**DESCRIPTION OF THE TASK:**
Copy each line of the data below exactly, leaving out pictures.

>> begin

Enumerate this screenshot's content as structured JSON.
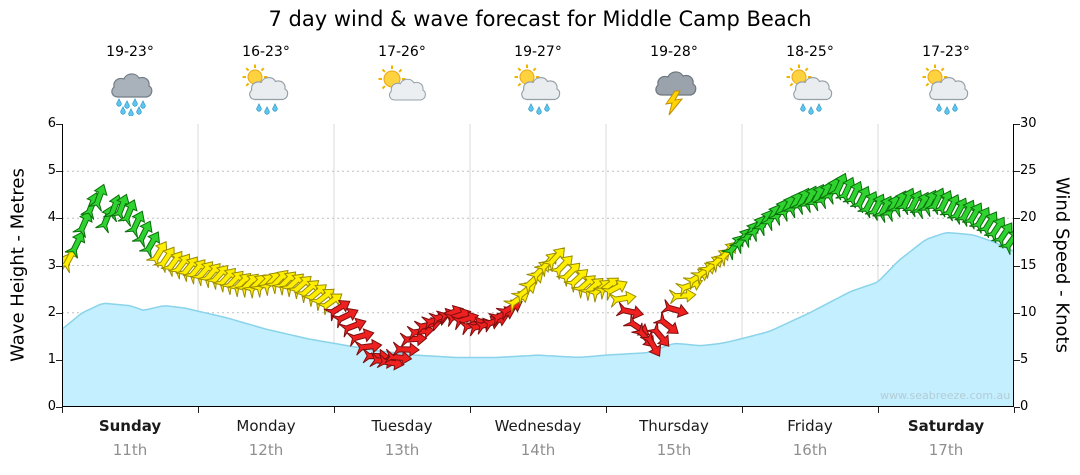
{
  "title": "7 day wind & wave forecast for Middle Camp Beach",
  "watermark": "www.seabreeze.com.au",
  "days": [
    {
      "name": "Sunday",
      "date": "11th",
      "temp": "19-23°",
      "icon": "rain",
      "bold": true
    },
    {
      "name": "Monday",
      "date": "12th",
      "temp": "16-23°",
      "icon": "sun-cloud-rain",
      "bold": false
    },
    {
      "name": "Tuesday",
      "date": "13th",
      "temp": "17-26°",
      "icon": "sun-cloud",
      "bold": false
    },
    {
      "name": "Wednesday",
      "date": "14th",
      "temp": "19-27°",
      "icon": "sun-cloud-rain",
      "bold": false
    },
    {
      "name": "Thursday",
      "date": "15th",
      "temp": "19-28°",
      "icon": "storm",
      "bold": false
    },
    {
      "name": "Friday",
      "date": "16th",
      "temp": "18-25°",
      "icon": "sun-cloud-rain",
      "bold": false
    },
    {
      "name": "Saturday",
      "date": "17th",
      "temp": "17-23°",
      "icon": "sun-cloud-rain",
      "bold": true
    }
  ],
  "chart_data": {
    "type": "area",
    "x_axis": {
      "unit": "days",
      "range": [
        0,
        7
      ]
    },
    "left_axis": {
      "label": "Wave Height - Metres",
      "range": [
        0,
        6
      ],
      "ticks": [
        0,
        1,
        2,
        3,
        4,
        5,
        6
      ]
    },
    "right_axis": {
      "label": "Wind Speed - Knots",
      "range": [
        0,
        30
      ],
      "ticks": [
        0,
        5,
        10,
        15,
        20,
        25,
        30
      ]
    },
    "wind_arrows": {
      "spacing_days": 0.055,
      "color_thresholds_kn": {
        "green_min": 17,
        "yellow_min": 11
      }
    },
    "series": [
      {
        "name": "Wave Height",
        "kind": "area",
        "axis": "left",
        "unit": "metres",
        "points": [
          [
            0,
            1.65
          ],
          [
            0.15,
            2.0
          ],
          [
            0.3,
            2.2
          ],
          [
            0.5,
            2.15
          ],
          [
            0.6,
            2.05
          ],
          [
            0.75,
            2.15
          ],
          [
            0.9,
            2.1
          ],
          [
            1.05,
            2.0
          ],
          [
            1.2,
            1.9
          ],
          [
            1.5,
            1.65
          ],
          [
            1.8,
            1.45
          ],
          [
            2.0,
            1.35
          ],
          [
            2.3,
            1.2
          ],
          [
            2.6,
            1.1
          ],
          [
            2.9,
            1.05
          ],
          [
            3.2,
            1.05
          ],
          [
            3.5,
            1.1
          ],
          [
            3.8,
            1.05
          ],
          [
            4.0,
            1.1
          ],
          [
            4.3,
            1.15
          ],
          [
            4.5,
            1.35
          ],
          [
            4.7,
            1.3
          ],
          [
            4.85,
            1.35
          ],
          [
            5.0,
            1.45
          ],
          [
            5.2,
            1.6
          ],
          [
            5.5,
            2.0
          ],
          [
            5.8,
            2.45
          ],
          [
            6.0,
            2.65
          ],
          [
            6.15,
            3.1
          ],
          [
            6.35,
            3.55
          ],
          [
            6.5,
            3.7
          ],
          [
            6.7,
            3.65
          ],
          [
            6.85,
            3.5
          ],
          [
            7,
            3.3
          ]
        ]
      },
      {
        "name": "Wind Speed",
        "kind": "wind-arrows",
        "axis": "right",
        "unit": "knots",
        "points": [
          [
            0,
            15,
            30
          ],
          [
            0.07,
            16,
            28
          ],
          [
            0.13,
            18,
            25
          ],
          [
            0.2,
            21,
            22
          ],
          [
            0.27,
            22.5,
            20
          ],
          [
            0.33,
            20,
            22
          ],
          [
            0.4,
            21.5,
            20
          ],
          [
            0.48,
            21,
            22
          ],
          [
            0.55,
            19.5,
            25
          ],
          [
            0.63,
            18,
            28
          ],
          [
            0.7,
            16.5,
            32
          ],
          [
            0.8,
            15.5,
            35
          ],
          [
            0.9,
            15,
            38
          ],
          [
            1,
            14.5,
            40
          ],
          [
            1.15,
            14,
            42
          ],
          [
            1.3,
            13.2,
            45
          ],
          [
            1.45,
            13,
            45
          ],
          [
            1.6,
            13.5,
            44
          ],
          [
            1.75,
            13,
            48
          ],
          [
            1.88,
            12,
            50
          ],
          [
            2,
            11,
            55
          ],
          [
            2.1,
            9.5,
            65
          ],
          [
            2.2,
            7.5,
            75
          ],
          [
            2.3,
            5.5,
            90
          ],
          [
            2.4,
            4.5,
            100
          ],
          [
            2.5,
            5.5,
            95
          ],
          [
            2.6,
            7.5,
            85
          ],
          [
            2.72,
            9,
            75
          ],
          [
            2.85,
            10,
            70
          ],
          [
            2.95,
            9.5,
            72
          ],
          [
            3.05,
            8.5,
            75
          ],
          [
            3.18,
            9,
            70
          ],
          [
            3.3,
            10.5,
            60
          ],
          [
            3.42,
            12.5,
            50
          ],
          [
            3.52,
            14.5,
            45
          ],
          [
            3.62,
            16,
            42
          ],
          [
            3.72,
            14.5,
            45
          ],
          [
            3.85,
            13,
            48
          ],
          [
            3.95,
            12.5,
            50
          ],
          [
            4.05,
            13,
            55
          ],
          [
            4.15,
            11,
            90
          ],
          [
            4.25,
            8,
            130
          ],
          [
            4.35,
            6.5,
            150
          ],
          [
            4.45,
            8.5,
            130
          ],
          [
            4.55,
            11.5,
            90
          ],
          [
            4.65,
            13.5,
            60
          ],
          [
            4.78,
            15,
            50
          ],
          [
            4.9,
            16.5,
            42
          ],
          [
            5.02,
            18,
            35
          ],
          [
            5.15,
            19.5,
            32
          ],
          [
            5.3,
            21,
            30
          ],
          [
            5.45,
            22,
            28
          ],
          [
            5.6,
            22.5,
            26
          ],
          [
            5.72,
            23.5,
            25
          ],
          [
            5.85,
            22.5,
            26
          ],
          [
            5.95,
            21.5,
            28
          ],
          [
            6.08,
            21,
            28
          ],
          [
            6.2,
            22,
            26
          ],
          [
            6.32,
            21.5,
            27
          ],
          [
            6.45,
            22,
            26
          ],
          [
            6.58,
            21,
            28
          ],
          [
            6.7,
            20.5,
            30
          ],
          [
            6.82,
            19.5,
            32
          ],
          [
            6.92,
            18.5,
            34
          ],
          [
            7,
            17.5,
            36
          ]
        ]
      }
    ]
  },
  "colors": {
    "wave_fill": "#c3efff",
    "wave_edge": "#8ad3ea",
    "green": "#2fd32f",
    "green_edge": "#0b6e0b",
    "yellow": "#ffee00",
    "yellow_edge": "#9a8c00",
    "red": "#ee2020",
    "red_edge": "#7d0f0f",
    "grid": "#d8d8d8",
    "grid_dotted": "#bfbfbf",
    "frame": "#000000"
  }
}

>> end

**TASK RESULT:**
Enumerate this screenshot's content as structured JSON.
{
  "title": "7 day wind & wave forecast for Middle Camp Beach",
  "watermark": "www.seabreeze.com.au",
  "days": [
    {
      "name": "Sunday",
      "date": "11th",
      "temp": "19-23°",
      "icon": "rain",
      "bold": true
    },
    {
      "name": "Monday",
      "date": "12th",
      "temp": "16-23°",
      "icon": "sun-cloud-rain",
      "bold": false
    },
    {
      "name": "Tuesday",
      "date": "13th",
      "temp": "17-26°",
      "icon": "sun-cloud",
      "bold": false
    },
    {
      "name": "Wednesday",
      "date": "14th",
      "temp": "19-27°",
      "icon": "sun-cloud-rain",
      "bold": false
    },
    {
      "name": "Thursday",
      "date": "15th",
      "temp": "19-28°",
      "icon": "storm",
      "bold": false
    },
    {
      "name": "Friday",
      "date": "16th",
      "temp": "18-25°",
      "icon": "sun-cloud-rain",
      "bold": false
    },
    {
      "name": "Saturday",
      "date": "17th",
      "temp": "17-23°",
      "icon": "sun-cloud-rain",
      "bold": true
    }
  ],
  "chart_data": {
    "type": "area",
    "x_axis": {
      "unit": "days",
      "range": [
        0,
        7
      ]
    },
    "left_axis": {
      "label": "Wave Height - Metres",
      "range": [
        0,
        6
      ],
      "ticks": [
        0,
        1,
        2,
        3,
        4,
        5,
        6
      ]
    },
    "right_axis": {
      "label": "Wind Speed - Knots",
      "range": [
        0,
        30
      ],
      "ticks": [
        0,
        5,
        10,
        15,
        20,
        25,
        30
      ]
    },
    "wind_arrows": {
      "spacing_days": 0.055,
      "color_thresholds_kn": {
        "green_min": 17,
        "yellow_min": 11
      }
    },
    "series": [
      {
        "name": "Wave Height",
        "kind": "area",
        "axis": "left",
        "unit": "metres",
        "points": [
          [
            0,
            1.65
          ],
          [
            0.15,
            2.0
          ],
          [
            0.3,
            2.2
          ],
          [
            0.5,
            2.15
          ],
          [
            0.6,
            2.05
          ],
          [
            0.75,
            2.15
          ],
          [
            0.9,
            2.1
          ],
          [
            1.05,
            2.0
          ],
          [
            1.2,
            1.9
          ],
          [
            1.5,
            1.65
          ],
          [
            1.8,
            1.45
          ],
          [
            2.0,
            1.35
          ],
          [
            2.3,
            1.2
          ],
          [
            2.6,
            1.1
          ],
          [
            2.9,
            1.05
          ],
          [
            3.2,
            1.05
          ],
          [
            3.5,
            1.1
          ],
          [
            3.8,
            1.05
          ],
          [
            4.0,
            1.1
          ],
          [
            4.3,
            1.15
          ],
          [
            4.5,
            1.35
          ],
          [
            4.7,
            1.3
          ],
          [
            4.85,
            1.35
          ],
          [
            5.0,
            1.45
          ],
          [
            5.2,
            1.6
          ],
          [
            5.5,
            2.0
          ],
          [
            5.8,
            2.45
          ],
          [
            6.0,
            2.65
          ],
          [
            6.15,
            3.1
          ],
          [
            6.35,
            3.55
          ],
          [
            6.5,
            3.7
          ],
          [
            6.7,
            3.65
          ],
          [
            6.85,
            3.5
          ],
          [
            7,
            3.3
          ]
        ]
      },
      {
        "name": "Wind Speed",
        "kind": "wind-arrows",
        "axis": "right",
        "unit": "knots",
        "points": [
          [
            0,
            15,
            30
          ],
          [
            0.07,
            16,
            28
          ],
          [
            0.13,
            18,
            25
          ],
          [
            0.2,
            21,
            22
          ],
          [
            0.27,
            22.5,
            20
          ],
          [
            0.33,
            20,
            22
          ],
          [
            0.4,
            21.5,
            20
          ],
          [
            0.48,
            21,
            22
          ],
          [
            0.55,
            19.5,
            25
          ],
          [
            0.63,
            18,
            28
          ],
          [
            0.7,
            16.5,
            32
          ],
          [
            0.8,
            15.5,
            35
          ],
          [
            0.9,
            15,
            38
          ],
          [
            1,
            14.5,
            40
          ],
          [
            1.15,
            14,
            42
          ],
          [
            1.3,
            13.2,
            45
          ],
          [
            1.45,
            13,
            45
          ],
          [
            1.6,
            13.5,
            44
          ],
          [
            1.75,
            13,
            48
          ],
          [
            1.88,
            12,
            50
          ],
          [
            2,
            11,
            55
          ],
          [
            2.1,
            9.5,
            65
          ],
          [
            2.2,
            7.5,
            75
          ],
          [
            2.3,
            5.5,
            90
          ],
          [
            2.4,
            4.5,
            100
          ],
          [
            2.5,
            5.5,
            95
          ],
          [
            2.6,
            7.5,
            85
          ],
          [
            2.72,
            9,
            75
          ],
          [
            2.85,
            10,
            70
          ],
          [
            2.95,
            9.5,
            72
          ],
          [
            3.05,
            8.5,
            75
          ],
          [
            3.18,
            9,
            70
          ],
          [
            3.3,
            10.5,
            60
          ],
          [
            3.42,
            12.5,
            50
          ],
          [
            3.52,
            14.5,
            45
          ],
          [
            3.62,
            16,
            42
          ],
          [
            3.72,
            14.5,
            45
          ],
          [
            3.85,
            13,
            48
          ],
          [
            3.95,
            12.5,
            50
          ],
          [
            4.05,
            13,
            55
          ],
          [
            4.15,
            11,
            90
          ],
          [
            4.25,
            8,
            130
          ],
          [
            4.35,
            6.5,
            150
          ],
          [
            4.45,
            8.5,
            130
          ],
          [
            4.55,
            11.5,
            90
          ],
          [
            4.65,
            13.5,
            60
          ],
          [
            4.78,
            15,
            50
          ],
          [
            4.9,
            16.5,
            42
          ],
          [
            5.02,
            18,
            35
          ],
          [
            5.15,
            19.5,
            32
          ],
          [
            5.3,
            21,
            30
          ],
          [
            5.45,
            22,
            28
          ],
          [
            5.6,
            22.5,
            26
          ],
          [
            5.72,
            23.5,
            25
          ],
          [
            5.85,
            22.5,
            26
          ],
          [
            5.95,
            21.5,
            28
          ],
          [
            6.08,
            21,
            28
          ],
          [
            6.2,
            22,
            26
          ],
          [
            6.32,
            21.5,
            27
          ],
          [
            6.45,
            22,
            26
          ],
          [
            6.58,
            21,
            28
          ],
          [
            6.7,
            20.5,
            30
          ],
          [
            6.82,
            19.5,
            32
          ],
          [
            6.92,
            18.5,
            34
          ],
          [
            7,
            17.5,
            36
          ]
        ]
      }
    ]
  },
  "colors": {
    "wave_fill": "#c3efff",
    "wave_edge": "#8ad3ea",
    "green": "#2fd32f",
    "green_edge": "#0b6e0b",
    "yellow": "#ffee00",
    "yellow_edge": "#9a8c00",
    "red": "#ee2020",
    "red_edge": "#7d0f0f",
    "grid": "#d8d8d8",
    "grid_dotted": "#bfbfbf",
    "frame": "#000000"
  }
}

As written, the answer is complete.